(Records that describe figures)
_ _ _ _ _
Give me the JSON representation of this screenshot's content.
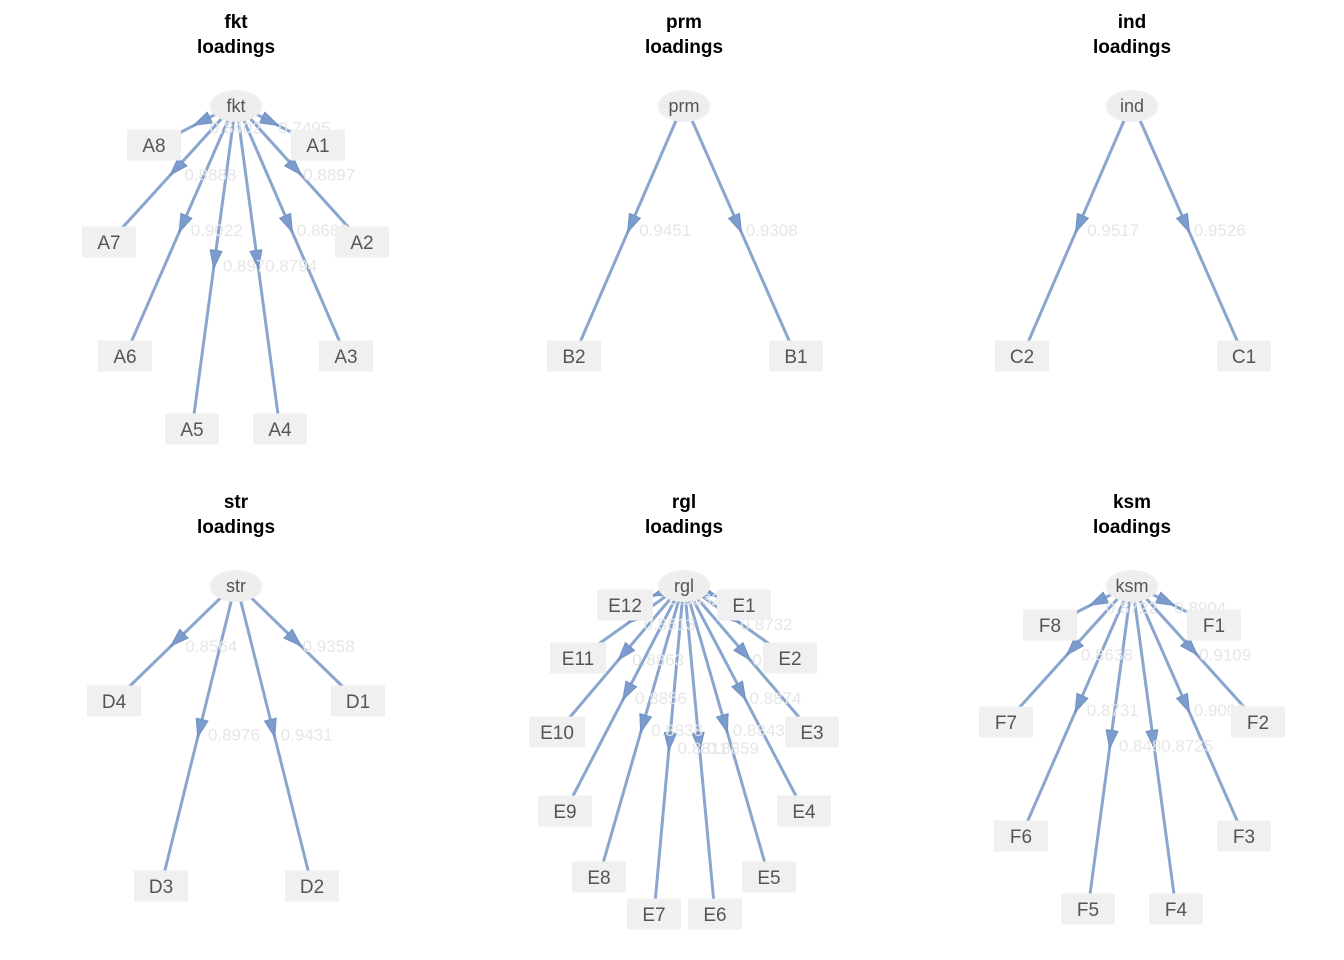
{
  "panels": [
    {
      "id": "fkt",
      "title": "fkt",
      "subtitle": "loadings",
      "latent": "fkt",
      "indicators": [
        {
          "name": "A1",
          "loading": "0.7495"
        },
        {
          "name": "A2",
          "loading": "0.8897"
        },
        {
          "name": "A3",
          "loading": "0.8686"
        },
        {
          "name": "A4",
          "loading": "0.8794"
        },
        {
          "name": "A5",
          "loading": "0.897"
        },
        {
          "name": "A6",
          "loading": "0.9022"
        },
        {
          "name": "A7",
          "loading": "0.8888"
        },
        {
          "name": "A8",
          "loading": "0.8402"
        }
      ]
    },
    {
      "id": "prm",
      "title": "prm",
      "subtitle": "loadings",
      "latent": "prm",
      "indicators": [
        {
          "name": "B1",
          "loading": "0.9308"
        },
        {
          "name": "B2",
          "loading": "0.9451"
        }
      ]
    },
    {
      "id": "ind",
      "title": "ind",
      "subtitle": "loadings",
      "latent": "ind",
      "indicators": [
        {
          "name": "C1",
          "loading": "0.9526"
        },
        {
          "name": "C2",
          "loading": "0.9517"
        }
      ]
    },
    {
      "id": "str",
      "title": "str",
      "subtitle": "loadings",
      "latent": "str",
      "indicators": [
        {
          "name": "D1",
          "loading": "0.9358"
        },
        {
          "name": "D2",
          "loading": "0.9431"
        },
        {
          "name": "D3",
          "loading": "0.8976"
        },
        {
          "name": "D4",
          "loading": "0.8564"
        }
      ]
    },
    {
      "id": "rgl",
      "title": "rgl",
      "subtitle": "loadings",
      "latent": "rgl",
      "indicators": [
        {
          "name": "E1",
          "loading": "0.875"
        },
        {
          "name": "E2",
          "loading": "0.8732"
        },
        {
          "name": "E3",
          "loading": "0.8945"
        },
        {
          "name": "E4",
          "loading": "0.8874"
        },
        {
          "name": "E5",
          "loading": "0.8843"
        },
        {
          "name": "E6",
          "loading": "0.8859"
        },
        {
          "name": "E7",
          "loading": "0.8811"
        },
        {
          "name": "E8",
          "loading": "0.8838"
        },
        {
          "name": "E9",
          "loading": "0.8856"
        },
        {
          "name": "E10",
          "loading": "0.8863"
        },
        {
          "name": "E11",
          "loading": "0.8613"
        },
        {
          "name": "E12",
          "loading": "0.8832"
        }
      ]
    },
    {
      "id": "ksm",
      "title": "ksm",
      "subtitle": "loadings",
      "latent": "ksm",
      "indicators": [
        {
          "name": "F1",
          "loading": "0.8904"
        },
        {
          "name": "F2",
          "loading": "0.9109"
        },
        {
          "name": "F3",
          "loading": "0.9003"
        },
        {
          "name": "F4",
          "loading": "0.8725"
        },
        {
          "name": "F5",
          "loading": "0.848"
        },
        {
          "name": "F6",
          "loading": "0.8731"
        },
        {
          "name": "F7",
          "loading": "0.8638"
        },
        {
          "name": "F8",
          "loading": "0.8722"
        }
      ]
    }
  ],
  "colors": {
    "edge": "#8aa6cf",
    "arrow": "#7b9ccd",
    "node_fill": "#f0f0f0",
    "loading_text": "#e6e6e6",
    "title": "#000000"
  }
}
_ _ _ _ _
- REQUIRED TASK
Check each line above for the string "latent", then copy the ones that have it.

- ANSWER FOR THE TASK
      "latent": "fkt",
      "latent": "prm",
      "latent": "ind",
      "latent": "str",
      "latent": "rgl",
      "latent": "ksm",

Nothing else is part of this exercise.